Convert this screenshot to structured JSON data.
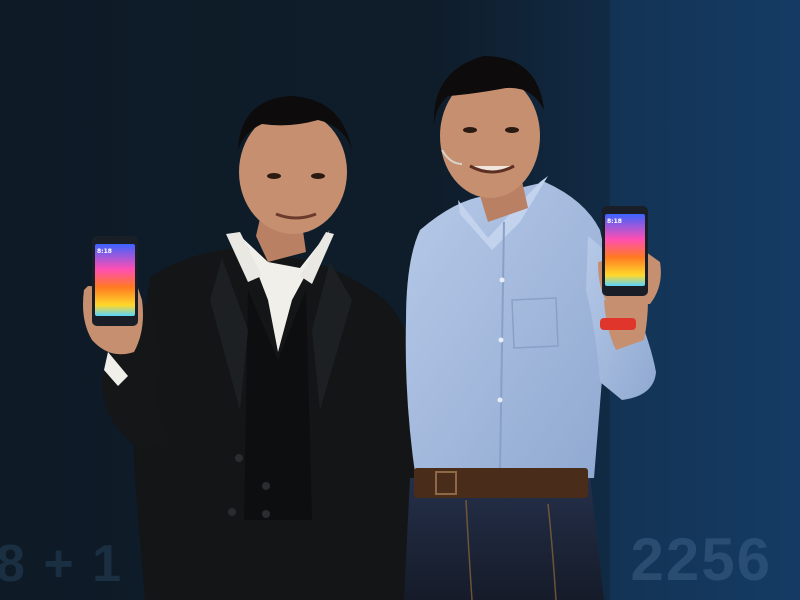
{
  "scene": {
    "description_colors": {
      "backdrop_dark": "#0c1520",
      "backdrop_blue": "#12355a",
      "suit_black": "#121416",
      "shirt_white": "#f1f0ec",
      "shirt_blue": "#a9c0e2",
      "jeans_navy": "#1b2233",
      "skin": "#c58f70",
      "hair": "#0d0b0b",
      "belt_brown": "#4a2c1b",
      "wristband_red": "#e0352a"
    }
  },
  "background_screen": {
    "right_digits": "2256",
    "left_digits": "8 + 1"
  },
  "phones": {
    "left_time": "8:18",
    "right_time": "8:18"
  }
}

* WHAT YOU HAVE TO DO: Without the pictures, repeat the listing above exactly.

* RESULT:
Convert this screenshot to structured JSON data.
{
  "scene": {
    "description_colors": {
      "backdrop_dark": "#0c1520",
      "backdrop_blue": "#12355a",
      "suit_black": "#121416",
      "shirt_white": "#f1f0ec",
      "shirt_blue": "#a9c0e2",
      "jeans_navy": "#1b2233",
      "skin": "#c58f70",
      "hair": "#0d0b0b",
      "belt_brown": "#4a2c1b",
      "wristband_red": "#e0352a"
    }
  },
  "background_screen": {
    "right_digits": "2256",
    "left_digits": "8 + 1"
  },
  "phones": {
    "left_time": "8:18",
    "right_time": "8:18"
  }
}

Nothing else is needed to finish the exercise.